[Dataset entries on figures]
-- begin --
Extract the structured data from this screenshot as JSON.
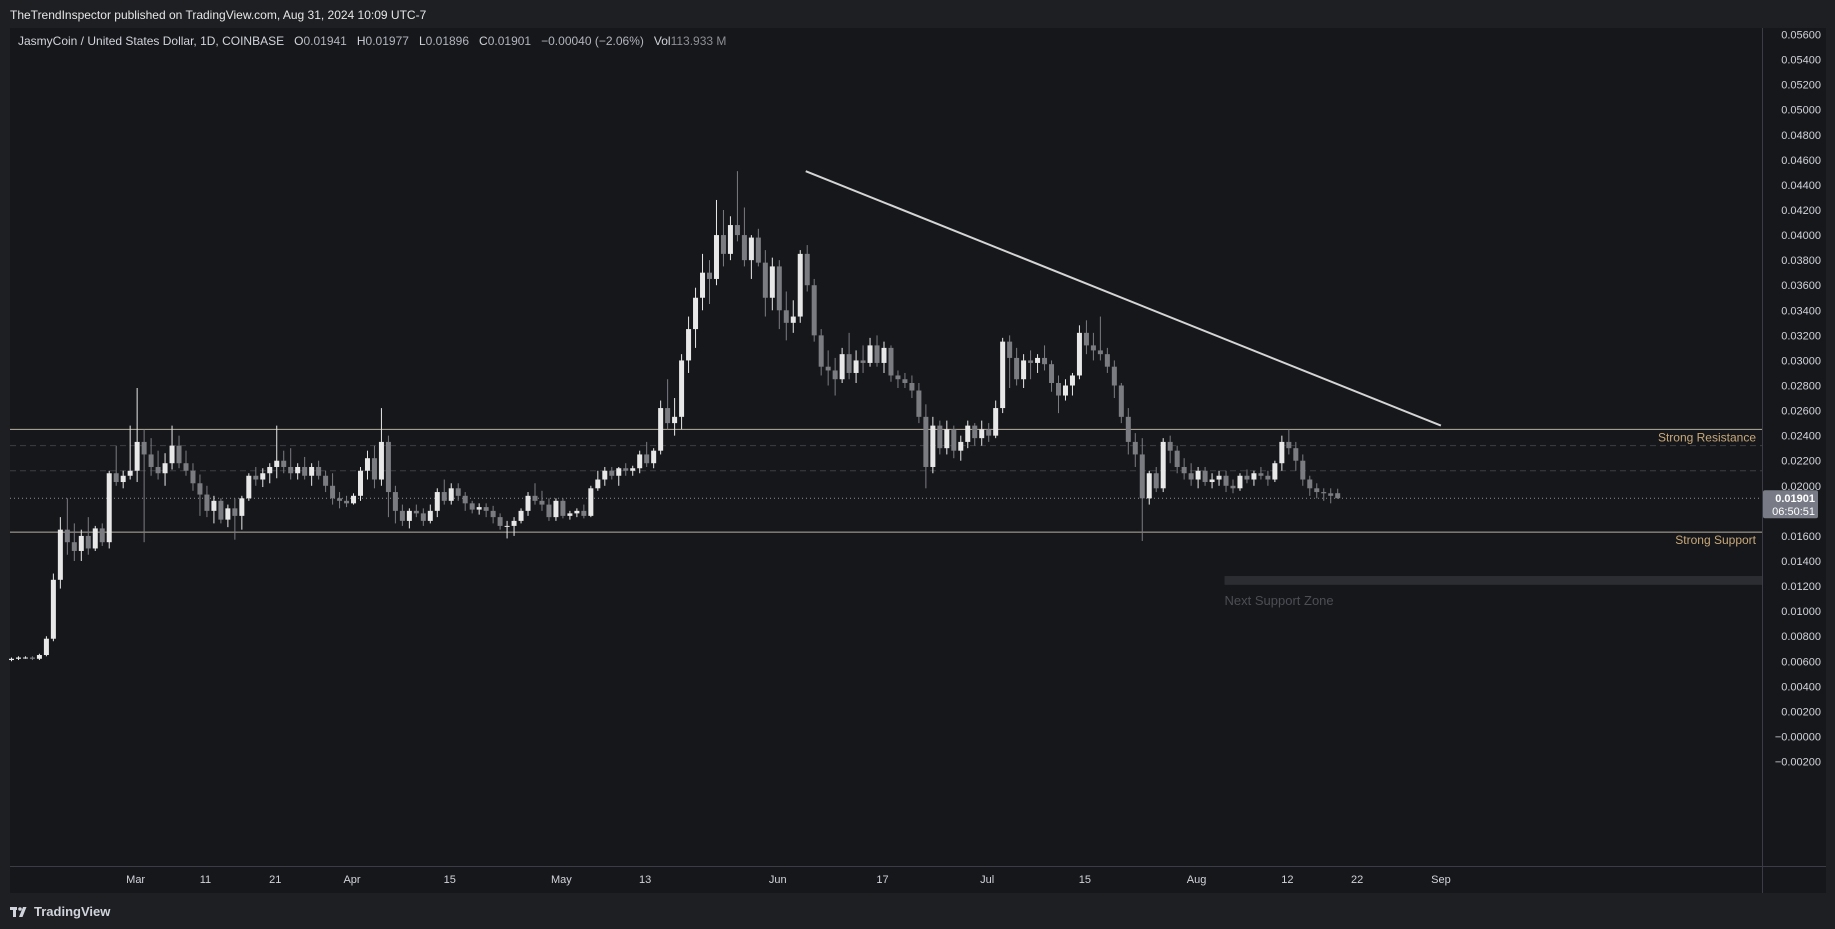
{
  "header": {
    "publisher_text": "TheTrendInspector published on TradingView.com, Aug 31, 2024 10:09 UTC-7"
  },
  "legend": {
    "symbol": "JasmyCoin / United States Dollar, 1D, COINBASE",
    "o_label": "O",
    "o_value": "0.01941",
    "h_label": "H",
    "h_value": "0.01977",
    "l_label": "L",
    "l_value": "0.01896",
    "c_label": "C",
    "c_value": "0.01901",
    "change": "−0.00040 (−2.06%)",
    "vol_label": "Vol",
    "vol_value": "113.933 M"
  },
  "price_tag": {
    "price": "0.01901",
    "countdown": "06:50:51"
  },
  "footer": {
    "brand": "TradingView"
  },
  "chart_data": {
    "type": "candlestick",
    "y_axis": {
      "min": 0.0,
      "max": 0.058,
      "ticks": [
        "0.05600",
        "0.05400",
        "0.05200",
        "0.05000",
        "0.04800",
        "0.04600",
        "0.04400",
        "0.04200",
        "0.04000",
        "0.03800",
        "0.03600",
        "0.03400",
        "0.03200",
        "0.03000",
        "0.02800",
        "0.02600",
        "0.02400",
        "0.02200",
        "0.02000",
        "0.01600",
        "0.01400",
        "0.01200",
        "0.01000",
        "0.00800",
        "0.00600",
        "0.00400",
        "0.00200",
        "−0.00000",
        "−0.00200"
      ],
      "tick_values": [
        0.056,
        0.054,
        0.052,
        0.05,
        0.048,
        0.046,
        0.044,
        0.042,
        0.04,
        0.038,
        0.036,
        0.034,
        0.032,
        0.03,
        0.028,
        0.026,
        0.024,
        0.022,
        0.02,
        0.016,
        0.014,
        0.012,
        0.01,
        0.008,
        0.006,
        0.004,
        0.002,
        0.0,
        -0.002
      ]
    },
    "x_axis": {
      "labels": [
        "Mar",
        "11",
        "21",
        "Apr",
        "15",
        "May",
        "13",
        "Jun",
        "17",
        "Jul",
        "15",
        "Aug",
        "12",
        "22",
        "Sep"
      ],
      "label_days": [
        18,
        28,
        38,
        49,
        63,
        79,
        91,
        110,
        125,
        140,
        154,
        170,
        183,
        193,
        205
      ]
    },
    "colors": {
      "up": "#e8e8e8",
      "down": "#7b7c82",
      "trendline": "#d4d4d4",
      "level": "#b8b0a0",
      "level_text": "#c9a97a"
    },
    "levels": [
      {
        "name": "Strong Resistance",
        "price": 0.0245
      },
      {
        "name": "Strong Support",
        "price": 0.0163
      }
    ],
    "dashed_levels": [
      0.0232,
      0.0212
    ],
    "current_price": 0.01901,
    "zone": {
      "label": "Next Support Zone",
      "price_top": 0.0128,
      "price_bottom": 0.0121,
      "start_day": 174
    },
    "trendline": {
      "start_day": 114,
      "start_price": 0.0451,
      "end_day": 205,
      "end_price": 0.0248
    },
    "candles": [
      [
        0.0061,
        0.0063,
        0.006,
        0.0062
      ],
      [
        0.0062,
        0.0064,
        0.0061,
        0.0063
      ],
      [
        0.0063,
        0.0064,
        0.0062,
        0.0063
      ],
      [
        0.0063,
        0.0064,
        0.0061,
        0.0062
      ],
      [
        0.0062,
        0.0066,
        0.0061,
        0.0065
      ],
      [
        0.0065,
        0.008,
        0.0064,
        0.0078
      ],
      [
        0.0078,
        0.013,
        0.0076,
        0.0125
      ],
      [
        0.0125,
        0.0175,
        0.0118,
        0.0165
      ],
      [
        0.0165,
        0.019,
        0.0145,
        0.0155
      ],
      [
        0.0155,
        0.017,
        0.014,
        0.0148
      ],
      [
        0.0148,
        0.0165,
        0.014,
        0.016
      ],
      [
        0.016,
        0.0175,
        0.0145,
        0.015
      ],
      [
        0.015,
        0.0168,
        0.0148,
        0.0166
      ],
      [
        0.0166,
        0.017,
        0.0152,
        0.0155
      ],
      [
        0.0155,
        0.0212,
        0.015,
        0.021
      ],
      [
        0.021,
        0.0232,
        0.02,
        0.0203
      ],
      [
        0.0203,
        0.0212,
        0.0198,
        0.0208
      ],
      [
        0.0208,
        0.0248,
        0.0205,
        0.0212
      ],
      [
        0.0212,
        0.0278,
        0.0203,
        0.0235
      ],
      [
        0.0235,
        0.0245,
        0.0155,
        0.0225
      ],
      [
        0.0225,
        0.0238,
        0.0208,
        0.0215
      ],
      [
        0.0215,
        0.0228,
        0.0205,
        0.021
      ],
      [
        0.021,
        0.0226,
        0.02,
        0.0218
      ],
      [
        0.0218,
        0.0248,
        0.0213,
        0.0232
      ],
      [
        0.0232,
        0.024,
        0.0214,
        0.0218
      ],
      [
        0.0218,
        0.0228,
        0.0208,
        0.0212
      ],
      [
        0.0212,
        0.0218,
        0.0196,
        0.0202
      ],
      [
        0.0202,
        0.0209,
        0.0176,
        0.0193
      ],
      [
        0.0193,
        0.02,
        0.0175,
        0.018
      ],
      [
        0.018,
        0.0192,
        0.017,
        0.0188
      ],
      [
        0.0188,
        0.019,
        0.017,
        0.0173
      ],
      [
        0.0173,
        0.0185,
        0.0167,
        0.0182
      ],
      [
        0.0182,
        0.019,
        0.0157,
        0.0176
      ],
      [
        0.0176,
        0.0192,
        0.0165,
        0.019
      ],
      [
        0.019,
        0.021,
        0.0188,
        0.0208
      ],
      [
        0.0208,
        0.0215,
        0.02,
        0.0205
      ],
      [
        0.0205,
        0.0214,
        0.0199,
        0.021
      ],
      [
        0.021,
        0.0218,
        0.0202,
        0.0215
      ],
      [
        0.0215,
        0.0248,
        0.0206,
        0.022
      ],
      [
        0.022,
        0.0228,
        0.021,
        0.0215
      ],
      [
        0.0215,
        0.023,
        0.0205,
        0.021
      ],
      [
        0.021,
        0.0218,
        0.0205,
        0.0215
      ],
      [
        0.0215,
        0.0223,
        0.0205,
        0.0208
      ],
      [
        0.0208,
        0.0218,
        0.02,
        0.0215
      ],
      [
        0.0215,
        0.022,
        0.0205,
        0.0208
      ],
      [
        0.0208,
        0.0212,
        0.0195,
        0.02
      ],
      [
        0.02,
        0.021,
        0.0185,
        0.019
      ],
      [
        0.019,
        0.0195,
        0.0182,
        0.0188
      ],
      [
        0.0188,
        0.0192,
        0.0183,
        0.0186
      ],
      [
        0.0186,
        0.0194,
        0.0185,
        0.0192
      ],
      [
        0.0192,
        0.0215,
        0.0188,
        0.0212
      ],
      [
        0.0212,
        0.0228,
        0.0205,
        0.0222
      ],
      [
        0.0222,
        0.0232,
        0.0198,
        0.0205
      ],
      [
        0.0205,
        0.0262,
        0.02,
        0.0235
      ],
      [
        0.0235,
        0.024,
        0.0175,
        0.0195
      ],
      [
        0.0195,
        0.02,
        0.017,
        0.018
      ],
      [
        0.018,
        0.0185,
        0.0168,
        0.0172
      ],
      [
        0.0172,
        0.0182,
        0.0166,
        0.018
      ],
      [
        0.018,
        0.0185,
        0.0175,
        0.0178
      ],
      [
        0.0178,
        0.0182,
        0.0168,
        0.0172
      ],
      [
        0.0172,
        0.0185,
        0.017,
        0.018
      ],
      [
        0.018,
        0.0198,
        0.0175,
        0.0195
      ],
      [
        0.0195,
        0.0205,
        0.0185,
        0.0188
      ],
      [
        0.0188,
        0.0202,
        0.0185,
        0.0198
      ],
      [
        0.0198,
        0.0202,
        0.0188,
        0.0192
      ],
      [
        0.0192,
        0.0195,
        0.018,
        0.0186
      ],
      [
        0.0186,
        0.0188,
        0.0178,
        0.0181
      ],
      [
        0.0181,
        0.0186,
        0.0177,
        0.0183
      ],
      [
        0.0183,
        0.0186,
        0.0175,
        0.018
      ],
      [
        0.018,
        0.0184,
        0.017,
        0.0175
      ],
      [
        0.0175,
        0.0178,
        0.0165,
        0.0168
      ],
      [
        0.0168,
        0.0172,
        0.0158,
        0.0168
      ],
      [
        0.0168,
        0.0175,
        0.016,
        0.0172
      ],
      [
        0.0172,
        0.0182,
        0.017,
        0.018
      ],
      [
        0.018,
        0.0195,
        0.0176,
        0.0192
      ],
      [
        0.0192,
        0.0202,
        0.0185,
        0.0188
      ],
      [
        0.0188,
        0.0196,
        0.018,
        0.0185
      ],
      [
        0.0185,
        0.019,
        0.0172,
        0.0175
      ],
      [
        0.0175,
        0.019,
        0.0172,
        0.0188
      ],
      [
        0.0188,
        0.019,
        0.0174,
        0.0176
      ],
      [
        0.0176,
        0.018,
        0.0173,
        0.0178
      ],
      [
        0.0178,
        0.0182,
        0.0175,
        0.018
      ],
      [
        0.018,
        0.0185,
        0.0174,
        0.0176
      ],
      [
        0.0176,
        0.02,
        0.0175,
        0.0198
      ],
      [
        0.0198,
        0.0212,
        0.0196,
        0.0205
      ],
      [
        0.0205,
        0.0215,
        0.02,
        0.0212
      ],
      [
        0.0212,
        0.0215,
        0.0205,
        0.0208
      ],
      [
        0.0208,
        0.0215,
        0.02,
        0.0214
      ],
      [
        0.0214,
        0.0218,
        0.0208,
        0.0212
      ],
      [
        0.0212,
        0.0216,
        0.0208,
        0.0214
      ],
      [
        0.0214,
        0.0228,
        0.021,
        0.0225
      ],
      [
        0.0225,
        0.0235,
        0.0215,
        0.0218
      ],
      [
        0.0218,
        0.023,
        0.0214,
        0.0228
      ],
      [
        0.0228,
        0.0268,
        0.0225,
        0.0262
      ],
      [
        0.0262,
        0.0285,
        0.0245,
        0.025
      ],
      [
        0.025,
        0.027,
        0.024,
        0.0255
      ],
      [
        0.0255,
        0.0305,
        0.0245,
        0.03
      ],
      [
        0.03,
        0.0335,
        0.029,
        0.0325
      ],
      [
        0.0325,
        0.0358,
        0.031,
        0.035
      ],
      [
        0.035,
        0.0385,
        0.034,
        0.037
      ],
      [
        0.037,
        0.038,
        0.0345,
        0.0365
      ],
      [
        0.0365,
        0.0428,
        0.036,
        0.04
      ],
      [
        0.04,
        0.042,
        0.0375,
        0.0385
      ],
      [
        0.0385,
        0.0415,
        0.038,
        0.0408
      ],
      [
        0.0408,
        0.0451,
        0.0395,
        0.04
      ],
      [
        0.04,
        0.0422,
        0.0375,
        0.038
      ],
      [
        0.038,
        0.04,
        0.0365,
        0.0398
      ],
      [
        0.0398,
        0.0405,
        0.0375,
        0.0378
      ],
      [
        0.0378,
        0.0388,
        0.0335,
        0.035
      ],
      [
        0.035,
        0.0382,
        0.034,
        0.0375
      ],
      [
        0.0375,
        0.038,
        0.0325,
        0.034
      ],
      [
        0.034,
        0.0355,
        0.0316,
        0.033
      ],
      [
        0.033,
        0.0348,
        0.0322,
        0.0335
      ],
      [
        0.0335,
        0.0388,
        0.033,
        0.0385
      ],
      [
        0.0385,
        0.0392,
        0.0355,
        0.036
      ],
      [
        0.036,
        0.0365,
        0.0315,
        0.032
      ],
      [
        0.032,
        0.0325,
        0.0288,
        0.0295
      ],
      [
        0.0295,
        0.0308,
        0.028,
        0.0292
      ],
      [
        0.0292,
        0.0302,
        0.0272,
        0.0285
      ],
      [
        0.0285,
        0.031,
        0.0282,
        0.0305
      ],
      [
        0.0305,
        0.0322,
        0.0285,
        0.029
      ],
      [
        0.029,
        0.0308,
        0.0282,
        0.03
      ],
      [
        0.03,
        0.0312,
        0.029,
        0.0298
      ],
      [
        0.0298,
        0.0318,
        0.0295,
        0.0312
      ],
      [
        0.0312,
        0.032,
        0.0295,
        0.0298
      ],
      [
        0.0298,
        0.0315,
        0.029,
        0.031
      ],
      [
        0.031,
        0.0312,
        0.0283,
        0.0288
      ],
      [
        0.0288,
        0.0292,
        0.0278,
        0.0285
      ],
      [
        0.0285,
        0.029,
        0.0278,
        0.0282
      ],
      [
        0.0282,
        0.0288,
        0.027,
        0.0276
      ],
      [
        0.0276,
        0.0282,
        0.025,
        0.0255
      ],
      [
        0.0255,
        0.0265,
        0.0198,
        0.0215
      ],
      [
        0.0215,
        0.0255,
        0.021,
        0.0248
      ],
      [
        0.0248,
        0.0252,
        0.0225,
        0.023
      ],
      [
        0.023,
        0.0252,
        0.0225,
        0.0245
      ],
      [
        0.0245,
        0.0248,
        0.0222,
        0.0228
      ],
      [
        0.0228,
        0.024,
        0.022,
        0.0235
      ],
      [
        0.0235,
        0.0252,
        0.023,
        0.0248
      ],
      [
        0.0248,
        0.025,
        0.0232,
        0.0238
      ],
      [
        0.0238,
        0.0252,
        0.0232,
        0.0245
      ],
      [
        0.0245,
        0.025,
        0.0235,
        0.024
      ],
      [
        0.024,
        0.0268,
        0.0238,
        0.0262
      ],
      [
        0.0262,
        0.0318,
        0.0258,
        0.0315
      ],
      [
        0.0315,
        0.032,
        0.0278,
        0.0302
      ],
      [
        0.0302,
        0.031,
        0.028,
        0.0285
      ],
      [
        0.0285,
        0.0305,
        0.0278,
        0.03
      ],
      [
        0.03,
        0.0308,
        0.0285,
        0.0298
      ],
      [
        0.0298,
        0.0305,
        0.029,
        0.0302
      ],
      [
        0.0302,
        0.0312,
        0.0292,
        0.0297
      ],
      [
        0.0297,
        0.03,
        0.0275,
        0.0282
      ],
      [
        0.0282,
        0.0288,
        0.0258,
        0.0272
      ],
      [
        0.0272,
        0.0285,
        0.0268,
        0.028
      ],
      [
        0.028,
        0.029,
        0.0272,
        0.0288
      ],
      [
        0.0288,
        0.0328,
        0.0285,
        0.0322
      ],
      [
        0.0322,
        0.0332,
        0.0305,
        0.0312
      ],
      [
        0.0312,
        0.0322,
        0.03,
        0.0308
      ],
      [
        0.0308,
        0.0335,
        0.03,
        0.0305
      ],
      [
        0.0305,
        0.031,
        0.029,
        0.0295
      ],
      [
        0.0295,
        0.03,
        0.027,
        0.028
      ],
      [
        0.028,
        0.0282,
        0.025,
        0.0255
      ],
      [
        0.0255,
        0.0262,
        0.0225,
        0.0235
      ],
      [
        0.0235,
        0.0242,
        0.0215,
        0.0225
      ],
      [
        0.0225,
        0.0238,
        0.0156,
        0.019
      ],
      [
        0.019,
        0.0212,
        0.0185,
        0.021
      ],
      [
        0.021,
        0.0215,
        0.0195,
        0.0198
      ],
      [
        0.0198,
        0.0238,
        0.0195,
        0.0235
      ],
      [
        0.0235,
        0.024,
        0.0218,
        0.0228
      ],
      [
        0.0228,
        0.0232,
        0.021,
        0.0215
      ],
      [
        0.0215,
        0.0222,
        0.0205,
        0.021
      ],
      [
        0.021,
        0.0218,
        0.02,
        0.0205
      ],
      [
        0.0205,
        0.0215,
        0.0198,
        0.0212
      ],
      [
        0.0212,
        0.0215,
        0.02,
        0.0203
      ],
      [
        0.0203,
        0.021,
        0.0198,
        0.0205
      ],
      [
        0.0205,
        0.0212,
        0.02,
        0.0208
      ],
      [
        0.0208,
        0.0212,
        0.0195,
        0.02
      ],
      [
        0.02,
        0.0205,
        0.0194,
        0.0198
      ],
      [
        0.0198,
        0.021,
        0.0196,
        0.0208
      ],
      [
        0.0208,
        0.0213,
        0.0202,
        0.0205
      ],
      [
        0.0205,
        0.0212,
        0.02,
        0.021
      ],
      [
        0.021,
        0.0215,
        0.0205,
        0.0208
      ],
      [
        0.0208,
        0.0212,
        0.02,
        0.0205
      ],
      [
        0.0205,
        0.022,
        0.0203,
        0.0218
      ],
      [
        0.0218,
        0.024,
        0.0212,
        0.0235
      ],
      [
        0.0235,
        0.0245,
        0.0225,
        0.023
      ],
      [
        0.023,
        0.0235,
        0.0212,
        0.022
      ],
      [
        0.022,
        0.0225,
        0.02,
        0.0205
      ],
      [
        0.0205,
        0.0208,
        0.0192,
        0.0198
      ],
      [
        0.0198,
        0.0202,
        0.019,
        0.0195
      ],
      [
        0.0195,
        0.0198,
        0.0188,
        0.0194
      ],
      [
        0.0194,
        0.0198,
        0.0186,
        0.0192
      ],
      [
        0.01941,
        0.01977,
        0.01896,
        0.01901
      ]
    ]
  }
}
-- end --
### Exercise prompt
Search the entries for the string "Strong" and collect each line that has it.

### Solution for this task
        "name": "Strong Resistance",
        "name": "Strong Support",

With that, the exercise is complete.